INSTRUCTIONS TO FOLLOW:
Pictures within the data are to be left out; everything else must be reproduced exactly.

╭─ DATA RECORDS

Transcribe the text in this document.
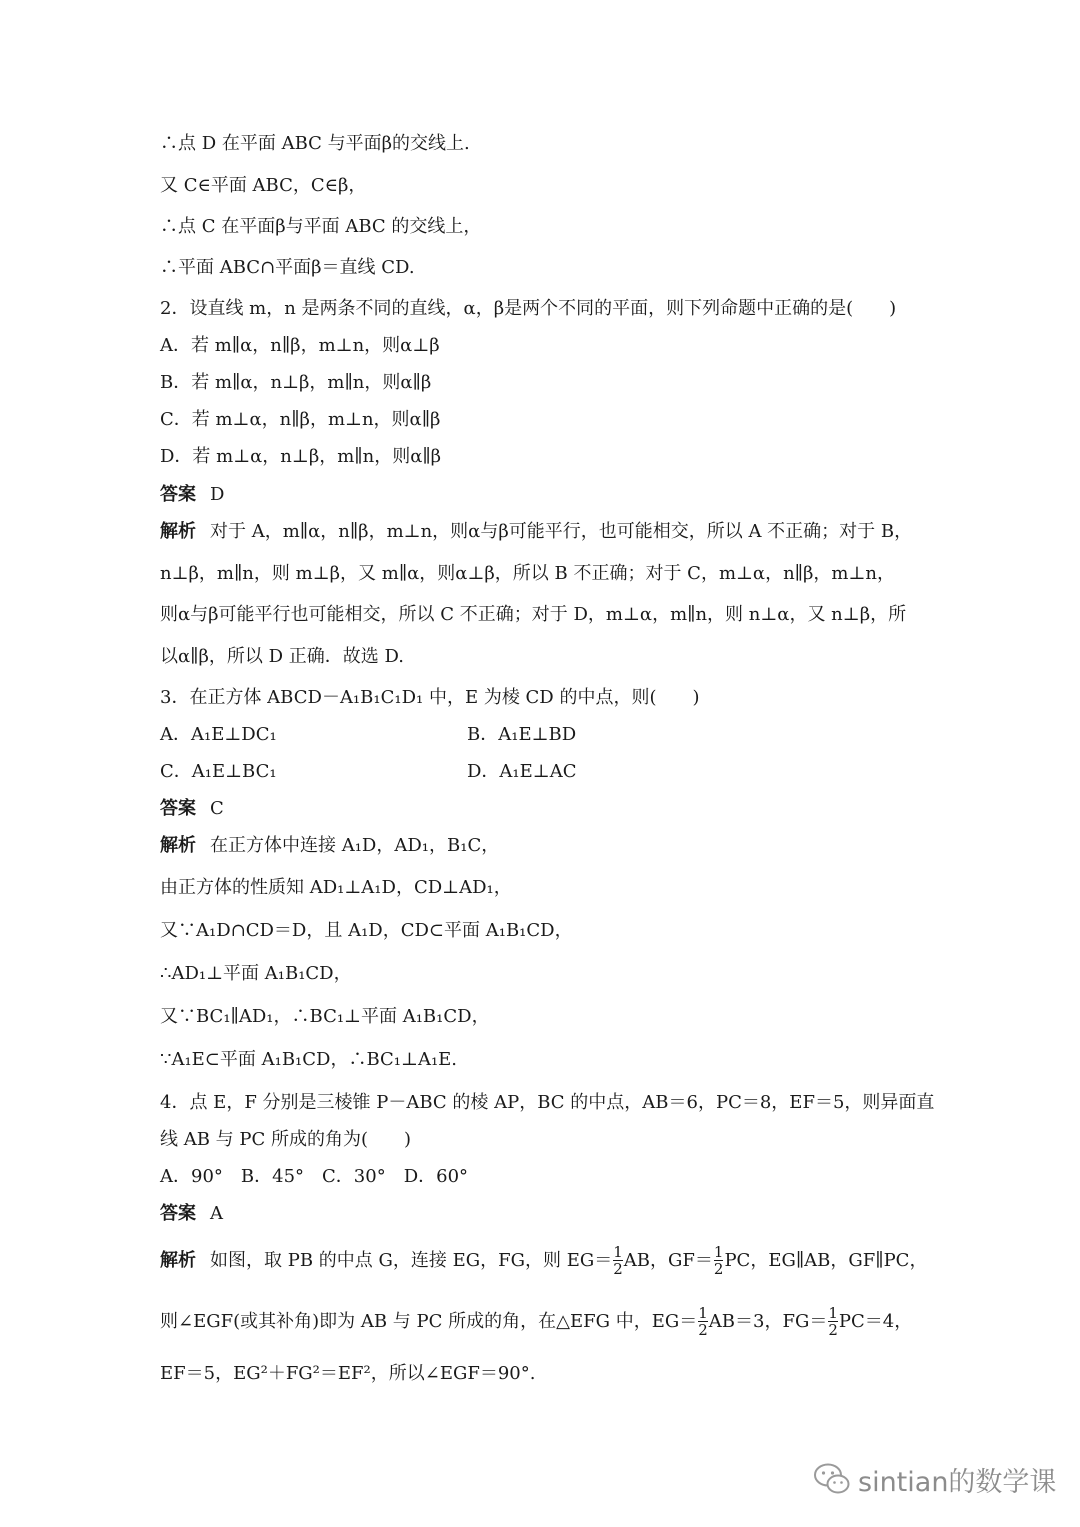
∴点 D 在平面 ABC 与平面β的交线上.
又 C∈平面 ABC，C∈β，
∴点 C 在平面β与平面 ABC 的交线上，
∴平面 ABC∩平面β＝直线 CD.
2．设直线 m，n 是两条不同的直线，α，β是两个不同的平面，则下列命题中正确的是(　　)
A．若 m∥α，n∥β，m⊥n，则α⊥β
B．若 m∥α，n⊥β，m∥n，则α∥β
C．若 m⊥α，n∥β，m⊥n，则α∥β
D．若 m⊥α，n⊥β，m∥n，则α∥β
答案 D
解析 对于 A，m∥α，n∥β，m⊥n，则α与β可能平行，也可能相交，所以 A 不正确；对于 B，
n⊥β，m∥n，则 m⊥β，又 m∥α，则α⊥β，所以 B 不正确；对于 C，m⊥α，n∥β，m⊥n，
则α与β可能平行也可能相交，所以 C 不正确；对于 D，m⊥α，m∥n，则 n⊥α，又 n⊥β，所
以α∥β，所以 D 正确．故选 D.
3．在正方体 ABCD－A₁B₁C₁D₁ 中，E 为棱 CD 的中点，则(　　)
A．A₁E⊥DC₁	B．A₁E⊥BD
C．A₁E⊥BC₁	D．A₁E⊥AC
答案 C
解析 在正方体中连接 A₁D，AD₁，B₁C，
由正方体的性质知 AD₁⊥A₁D，CD⊥AD₁，
又∵A₁D∩CD＝D，且 A₁D，CD⊂平面 A₁B₁CD，
∴AD₁⊥平面 A₁B₁CD，
又∵BC₁∥AD₁，∴BC₁⊥平面 A₁B₁CD，
∵A₁E⊂平面 A₁B₁CD，∴BC₁⊥A₁E.
4．点 E，F 分别是三棱锥 P－ABC 的棱 AP，BC 的中点，AB＝6，PC＝8，EF＝5，则异面直
线 AB 与 PC 所成的角为(　　)
A．90°　B．45°　C．30°　D．60°
答案 A
解析 如图，取 PB 的中点 G，连接 EG，FG，则 $EG= \frac{1}{2}$ AB，$GF= \frac{1}{2}$ PC，EG∥AB，GF∥PC，
则∠EGF(或其补角)即为 AB 与 PC 所成的角，在△EFG 中，$EG= \frac{1}{2} AB=3$，$FG= \frac{1}{2} PC=4$，
EF＝5，EG²＋FG²＝EF²，所以∠EGF＝90°.
sintian的数学课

╰─

OUTPUT FOR THIS EXERCISE:
Transcribe the text in this document.
∴点 D 在平面 ABC 与平面β的交线上.
又 C∈平面 ABC，C∈β，
∴点 C 在平面β与平面 ABC 的交线上，
∴平面 ABC∩平面β＝直线 CD.
2．设直线 m，n 是两条不同的直线，α，β是两个不同的平面，则下列命题中正确的是(　　)
A．若 m∥α，n∥β，m⊥n，则α⊥β
B．若 m∥α，n⊥β，m∥n，则α∥β
C．若 m⊥α，n∥β，m⊥n，则α∥β
D．若 m⊥α，n⊥β，m∥n，则α∥β
答案 D
解析 对于 A，m∥α，n∥β，m⊥n，则α与β可能平行，也可能相交，所以 A 不正确；对于 B，
n⊥β，m∥n，则 m⊥β，又 m∥α，则α⊥β，所以 B 不正确；对于 C，m⊥α，n∥β，m⊥n，
则α与β可能平行也可能相交，所以 C 不正确；对于 D，m⊥α，m∥n，则 n⊥α，又 n⊥β，所
以α∥β，所以 D 正确．故选 D.
3．在正方体 ABCD－A₁B₁C₁D₁ 中，E 为棱 CD 的中点，则(　　)
A．A₁E⊥DC₁	B．A₁E⊥BD
C．A₁E⊥BC₁	D．A₁E⊥AC
答案 C
解析 在正方体中连接 A₁D，AD₁，B₁C，
由正方体的性质知 AD₁⊥A₁D，CD⊥AD₁，
又∵A₁D∩CD＝D，且 A₁D，CD⊂平面 A₁B₁CD，
∴AD₁⊥平面 A₁B₁CD，
又∵BC₁∥AD₁，∴BC₁⊥平面 A₁B₁CD，
∵A₁E⊂平面 A₁B₁CD，∴BC₁⊥A₁E.
4．点 E，F 分别是三棱锥 P－ABC 的棱 AP，BC 的中点，AB＝6，PC＝8，EF＝5，则异面直
线 AB 与 PC 所成的角为(　　)
A．90°　B．45°　C．30°　D．60°
答案 A
解析 如图，取 PB 的中点 G，连接 EG，FG，则 $EG= \frac{1}{2}$ AB，$GF= \frac{1}{2}$ PC，EG∥AB，GF∥PC，
则∠EGF(或其补角)即为 AB 与 PC 所成的角，在△EFG 中，$EG= \frac{1}{2} AB=3$，$FG= \frac{1}{2} PC=4$，
EF＝5，EG²＋FG²＝EF²，所以∠EGF＝90°.
sintian的数学课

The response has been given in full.